• Written exercise:
Retype each entry below exactly as it stands.

[Some records]

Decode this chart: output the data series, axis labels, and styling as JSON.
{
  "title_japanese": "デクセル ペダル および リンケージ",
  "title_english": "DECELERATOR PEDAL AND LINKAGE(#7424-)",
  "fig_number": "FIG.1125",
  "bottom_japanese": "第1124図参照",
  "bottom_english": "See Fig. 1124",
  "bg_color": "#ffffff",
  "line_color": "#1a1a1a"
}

• Written solution:
Decode this chart: output the data series, axis labels, and styling as JSON.
{
  "title_japanese": "デクセル ペダル および リンケージ",
  "title_english": "DECELERATOR PEDAL AND LINKAGE(#7424-)",
  "fig_number": "FIG.1125",
  "bottom_japanese": "第1124図参照",
  "bottom_english": "See Fig. 1124",
  "bg_color": "#ffffff",
  "line_color": "#1a1a1a"
}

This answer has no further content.